SET EXERCISE: Where a line of the listing below includes the word "يقال", reproduce that line.

=======

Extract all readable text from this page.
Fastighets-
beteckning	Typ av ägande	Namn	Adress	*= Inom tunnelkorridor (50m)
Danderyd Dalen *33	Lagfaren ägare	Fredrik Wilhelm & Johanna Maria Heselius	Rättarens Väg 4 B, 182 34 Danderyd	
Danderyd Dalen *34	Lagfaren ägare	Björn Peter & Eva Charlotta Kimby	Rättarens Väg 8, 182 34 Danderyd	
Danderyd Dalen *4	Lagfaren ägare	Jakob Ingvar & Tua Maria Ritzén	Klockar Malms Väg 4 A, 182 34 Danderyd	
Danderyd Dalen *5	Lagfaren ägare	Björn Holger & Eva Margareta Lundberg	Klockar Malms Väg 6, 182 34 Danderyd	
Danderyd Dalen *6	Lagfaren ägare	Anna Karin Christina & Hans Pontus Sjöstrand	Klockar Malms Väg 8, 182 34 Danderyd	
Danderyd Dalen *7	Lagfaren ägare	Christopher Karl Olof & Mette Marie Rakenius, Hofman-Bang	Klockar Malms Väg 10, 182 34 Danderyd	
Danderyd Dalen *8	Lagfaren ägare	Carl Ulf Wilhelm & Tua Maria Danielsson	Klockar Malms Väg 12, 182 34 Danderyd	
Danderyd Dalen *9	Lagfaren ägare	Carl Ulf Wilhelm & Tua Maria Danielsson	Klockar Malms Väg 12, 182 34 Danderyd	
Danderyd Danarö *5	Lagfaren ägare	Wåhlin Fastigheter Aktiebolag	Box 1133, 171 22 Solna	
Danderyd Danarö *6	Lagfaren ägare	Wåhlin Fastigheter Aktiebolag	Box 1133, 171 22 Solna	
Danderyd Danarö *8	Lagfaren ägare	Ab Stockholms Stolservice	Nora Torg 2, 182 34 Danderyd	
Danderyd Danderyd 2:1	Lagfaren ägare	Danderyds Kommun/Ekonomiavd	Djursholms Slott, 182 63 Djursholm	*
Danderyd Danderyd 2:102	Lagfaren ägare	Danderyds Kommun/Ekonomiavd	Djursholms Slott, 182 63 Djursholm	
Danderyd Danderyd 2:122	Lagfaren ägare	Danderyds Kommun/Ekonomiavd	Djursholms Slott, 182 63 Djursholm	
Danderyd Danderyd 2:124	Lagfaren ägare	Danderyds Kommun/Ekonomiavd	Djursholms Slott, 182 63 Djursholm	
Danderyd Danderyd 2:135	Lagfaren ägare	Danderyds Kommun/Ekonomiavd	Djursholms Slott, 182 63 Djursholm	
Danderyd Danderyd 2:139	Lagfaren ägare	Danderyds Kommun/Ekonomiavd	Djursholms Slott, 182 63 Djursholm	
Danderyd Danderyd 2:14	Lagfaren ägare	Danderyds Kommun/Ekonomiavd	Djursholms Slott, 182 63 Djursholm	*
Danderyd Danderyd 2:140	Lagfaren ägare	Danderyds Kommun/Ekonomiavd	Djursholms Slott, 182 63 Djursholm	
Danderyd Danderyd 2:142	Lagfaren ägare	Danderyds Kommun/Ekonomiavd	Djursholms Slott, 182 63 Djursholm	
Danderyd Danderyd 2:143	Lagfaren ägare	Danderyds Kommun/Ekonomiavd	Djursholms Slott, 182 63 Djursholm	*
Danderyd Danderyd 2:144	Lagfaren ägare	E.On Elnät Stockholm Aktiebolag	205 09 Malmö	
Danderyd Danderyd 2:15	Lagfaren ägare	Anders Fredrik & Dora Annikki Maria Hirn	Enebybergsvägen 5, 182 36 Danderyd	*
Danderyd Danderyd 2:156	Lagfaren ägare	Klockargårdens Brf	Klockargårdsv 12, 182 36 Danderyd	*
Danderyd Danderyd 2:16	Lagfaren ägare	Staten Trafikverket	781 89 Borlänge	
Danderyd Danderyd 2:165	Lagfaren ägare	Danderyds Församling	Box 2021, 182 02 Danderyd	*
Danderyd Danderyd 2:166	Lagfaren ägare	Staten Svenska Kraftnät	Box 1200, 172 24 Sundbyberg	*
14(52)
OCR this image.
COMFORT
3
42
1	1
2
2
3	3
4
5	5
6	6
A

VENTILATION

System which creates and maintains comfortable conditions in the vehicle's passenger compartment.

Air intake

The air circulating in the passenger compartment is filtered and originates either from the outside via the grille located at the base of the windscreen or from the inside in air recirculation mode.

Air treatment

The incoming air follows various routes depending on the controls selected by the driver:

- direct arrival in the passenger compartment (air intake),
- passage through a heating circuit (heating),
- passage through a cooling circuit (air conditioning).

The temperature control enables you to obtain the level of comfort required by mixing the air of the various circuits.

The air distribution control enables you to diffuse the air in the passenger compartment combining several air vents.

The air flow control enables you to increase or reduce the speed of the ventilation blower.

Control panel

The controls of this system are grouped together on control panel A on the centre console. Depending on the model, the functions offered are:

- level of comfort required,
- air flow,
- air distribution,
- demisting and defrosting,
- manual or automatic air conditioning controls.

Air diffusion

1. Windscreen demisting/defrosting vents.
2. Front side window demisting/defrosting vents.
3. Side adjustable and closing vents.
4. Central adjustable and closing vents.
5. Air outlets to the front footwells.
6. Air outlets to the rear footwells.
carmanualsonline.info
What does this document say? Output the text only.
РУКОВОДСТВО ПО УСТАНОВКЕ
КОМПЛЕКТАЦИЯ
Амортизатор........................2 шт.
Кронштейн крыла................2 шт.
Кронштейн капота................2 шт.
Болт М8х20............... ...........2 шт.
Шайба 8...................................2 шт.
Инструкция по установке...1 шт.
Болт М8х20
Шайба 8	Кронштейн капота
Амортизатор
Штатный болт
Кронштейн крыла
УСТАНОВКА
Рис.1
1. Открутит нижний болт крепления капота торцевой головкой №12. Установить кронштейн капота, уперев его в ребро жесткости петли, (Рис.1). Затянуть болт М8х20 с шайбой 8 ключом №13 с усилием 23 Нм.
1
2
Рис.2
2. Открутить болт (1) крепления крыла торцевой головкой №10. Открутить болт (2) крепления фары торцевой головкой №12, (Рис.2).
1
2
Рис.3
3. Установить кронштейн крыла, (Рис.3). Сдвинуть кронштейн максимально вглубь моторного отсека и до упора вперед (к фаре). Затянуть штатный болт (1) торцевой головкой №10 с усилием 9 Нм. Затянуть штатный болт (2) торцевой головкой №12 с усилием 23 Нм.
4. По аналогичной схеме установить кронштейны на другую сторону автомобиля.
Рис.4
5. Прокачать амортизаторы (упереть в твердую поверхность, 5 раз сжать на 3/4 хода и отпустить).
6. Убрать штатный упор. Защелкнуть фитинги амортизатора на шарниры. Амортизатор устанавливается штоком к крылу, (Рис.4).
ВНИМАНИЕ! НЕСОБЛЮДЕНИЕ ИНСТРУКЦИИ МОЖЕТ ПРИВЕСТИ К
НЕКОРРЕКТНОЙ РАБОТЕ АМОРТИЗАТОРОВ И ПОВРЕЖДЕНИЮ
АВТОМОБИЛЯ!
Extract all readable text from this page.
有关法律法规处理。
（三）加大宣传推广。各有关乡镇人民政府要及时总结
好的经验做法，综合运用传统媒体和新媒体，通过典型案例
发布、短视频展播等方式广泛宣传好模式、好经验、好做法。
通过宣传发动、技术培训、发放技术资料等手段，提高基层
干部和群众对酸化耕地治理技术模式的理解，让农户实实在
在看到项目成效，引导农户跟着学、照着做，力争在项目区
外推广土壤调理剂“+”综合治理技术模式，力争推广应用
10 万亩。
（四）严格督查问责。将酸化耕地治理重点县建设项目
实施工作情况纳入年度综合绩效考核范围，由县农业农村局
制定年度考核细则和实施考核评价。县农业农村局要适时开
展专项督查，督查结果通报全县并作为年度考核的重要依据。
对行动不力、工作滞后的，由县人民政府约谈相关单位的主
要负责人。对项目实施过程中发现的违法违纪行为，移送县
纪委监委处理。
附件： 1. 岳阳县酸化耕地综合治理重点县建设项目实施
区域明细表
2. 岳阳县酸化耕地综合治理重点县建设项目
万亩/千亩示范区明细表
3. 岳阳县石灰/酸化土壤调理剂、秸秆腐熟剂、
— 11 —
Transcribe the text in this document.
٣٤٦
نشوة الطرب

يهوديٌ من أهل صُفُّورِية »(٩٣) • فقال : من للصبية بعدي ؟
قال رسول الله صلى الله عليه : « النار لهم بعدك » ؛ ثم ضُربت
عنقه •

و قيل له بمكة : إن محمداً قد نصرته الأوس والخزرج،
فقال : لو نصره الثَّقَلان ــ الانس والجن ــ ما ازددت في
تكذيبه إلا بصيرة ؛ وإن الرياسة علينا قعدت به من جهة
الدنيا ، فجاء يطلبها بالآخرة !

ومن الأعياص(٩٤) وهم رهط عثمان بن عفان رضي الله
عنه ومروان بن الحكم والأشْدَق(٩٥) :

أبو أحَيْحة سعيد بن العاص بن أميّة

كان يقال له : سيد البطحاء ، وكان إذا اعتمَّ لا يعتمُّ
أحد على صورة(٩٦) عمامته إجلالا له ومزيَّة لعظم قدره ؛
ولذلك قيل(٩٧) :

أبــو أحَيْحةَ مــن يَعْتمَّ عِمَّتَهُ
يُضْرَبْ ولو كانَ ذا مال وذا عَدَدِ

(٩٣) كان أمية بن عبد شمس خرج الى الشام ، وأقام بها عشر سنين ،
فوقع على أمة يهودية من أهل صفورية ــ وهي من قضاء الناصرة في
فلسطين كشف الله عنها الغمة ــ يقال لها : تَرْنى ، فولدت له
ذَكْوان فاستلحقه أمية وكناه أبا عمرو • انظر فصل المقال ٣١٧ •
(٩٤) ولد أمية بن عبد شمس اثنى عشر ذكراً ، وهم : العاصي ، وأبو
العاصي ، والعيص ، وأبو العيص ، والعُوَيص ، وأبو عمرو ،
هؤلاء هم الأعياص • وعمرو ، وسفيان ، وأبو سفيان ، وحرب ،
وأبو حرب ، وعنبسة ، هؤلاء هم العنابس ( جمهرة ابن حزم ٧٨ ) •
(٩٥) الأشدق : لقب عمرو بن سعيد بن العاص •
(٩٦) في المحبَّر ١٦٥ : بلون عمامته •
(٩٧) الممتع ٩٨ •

=======

RESPONSE:
كان يقال له : سيد البطحاء ، وكان إذا اعتمَّ لا يعتمُّ
فلسطين كشف الله عنها الغمة ــ يقال لها : تَرْنى ، فولدت له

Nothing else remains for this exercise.